* [Provided records]
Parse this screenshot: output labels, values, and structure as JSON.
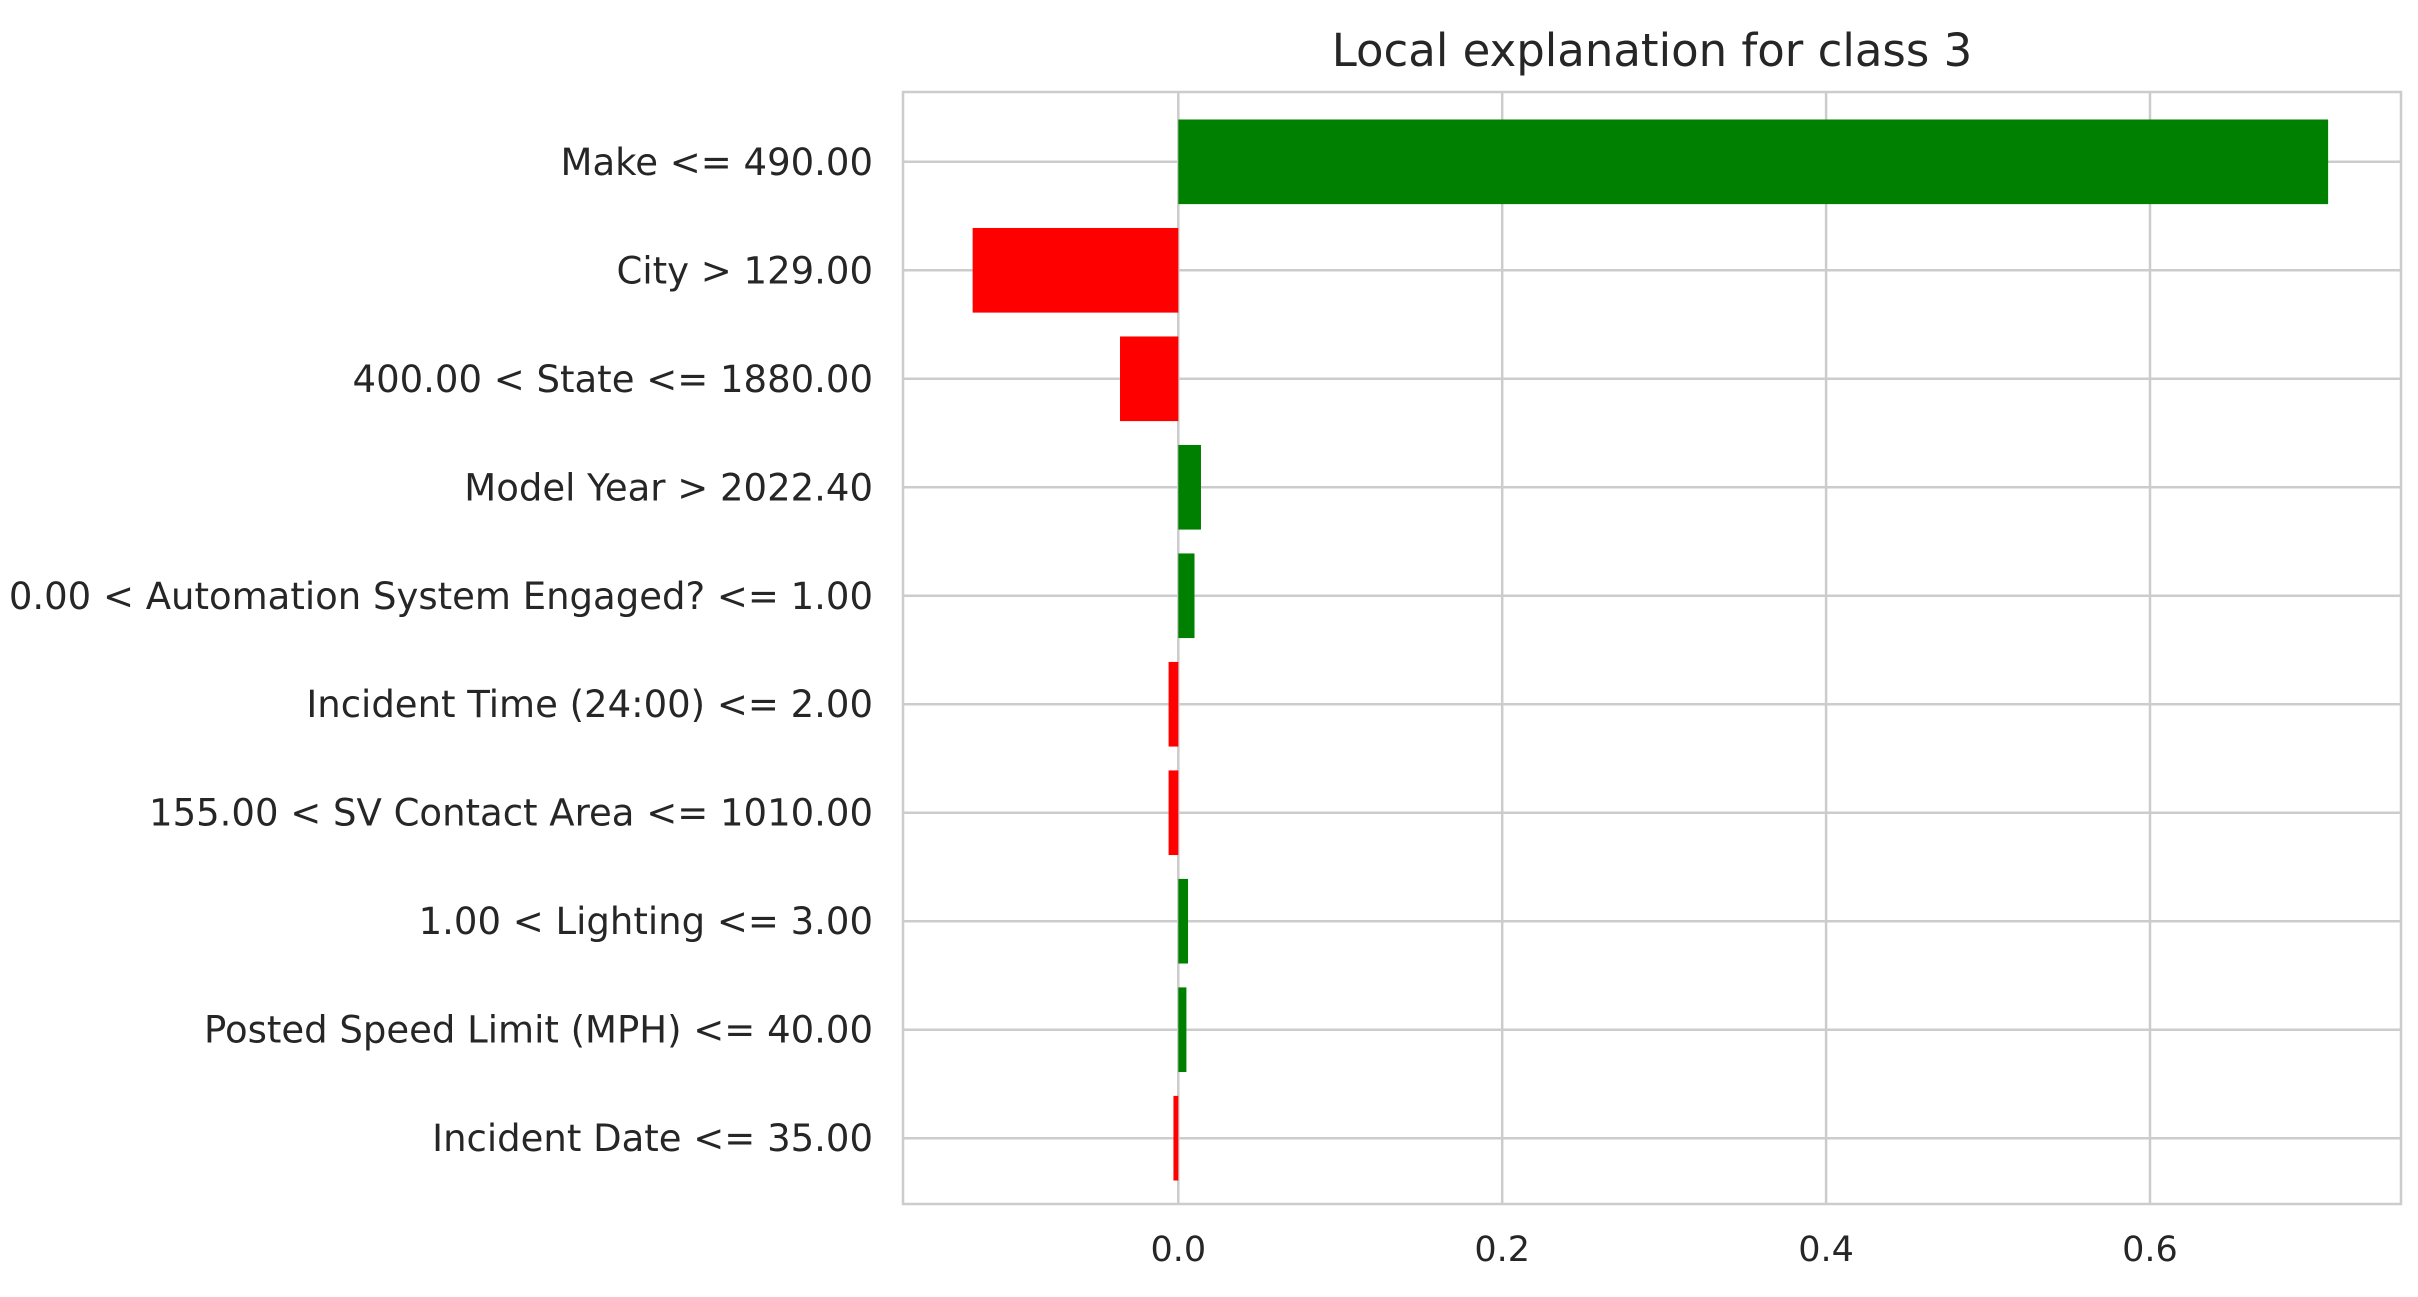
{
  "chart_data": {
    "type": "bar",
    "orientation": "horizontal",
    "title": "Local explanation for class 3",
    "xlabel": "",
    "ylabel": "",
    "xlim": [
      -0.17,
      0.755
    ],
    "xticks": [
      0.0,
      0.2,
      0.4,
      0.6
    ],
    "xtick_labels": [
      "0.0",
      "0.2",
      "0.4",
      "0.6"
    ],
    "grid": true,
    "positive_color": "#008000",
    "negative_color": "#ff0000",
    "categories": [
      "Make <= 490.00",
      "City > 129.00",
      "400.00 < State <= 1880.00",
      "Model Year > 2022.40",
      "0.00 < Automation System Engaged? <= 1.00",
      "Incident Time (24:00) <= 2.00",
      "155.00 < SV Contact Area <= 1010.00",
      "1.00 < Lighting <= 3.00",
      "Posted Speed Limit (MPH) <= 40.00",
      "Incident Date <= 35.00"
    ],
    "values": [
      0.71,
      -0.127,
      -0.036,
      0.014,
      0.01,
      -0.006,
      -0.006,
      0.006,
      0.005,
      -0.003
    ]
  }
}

* [The problem]
Keep the pictures out of the copy and write out the data exactly as it stands.

* [Task solution]
Parse this screenshot: output labels, values, and structure as JSON.
{
  "chart_data": {
    "type": "bar",
    "orientation": "horizontal",
    "title": "Local explanation for class 3",
    "xlabel": "",
    "ylabel": "",
    "xlim": [
      -0.17,
      0.755
    ],
    "xticks": [
      0.0,
      0.2,
      0.4,
      0.6
    ],
    "xtick_labels": [
      "0.0",
      "0.2",
      "0.4",
      "0.6"
    ],
    "grid": true,
    "positive_color": "#008000",
    "negative_color": "#ff0000",
    "categories": [
      "Make <= 490.00",
      "City > 129.00",
      "400.00 < State <= 1880.00",
      "Model Year > 2022.40",
      "0.00 < Automation System Engaged? <= 1.00",
      "Incident Time (24:00) <= 2.00",
      "155.00 < SV Contact Area <= 1010.00",
      "1.00 < Lighting <= 3.00",
      "Posted Speed Limit (MPH) <= 40.00",
      "Incident Date <= 35.00"
    ],
    "values": [
      0.71,
      -0.127,
      -0.036,
      0.014,
      0.01,
      -0.006,
      -0.006,
      0.006,
      0.005,
      -0.003
    ]
  }
}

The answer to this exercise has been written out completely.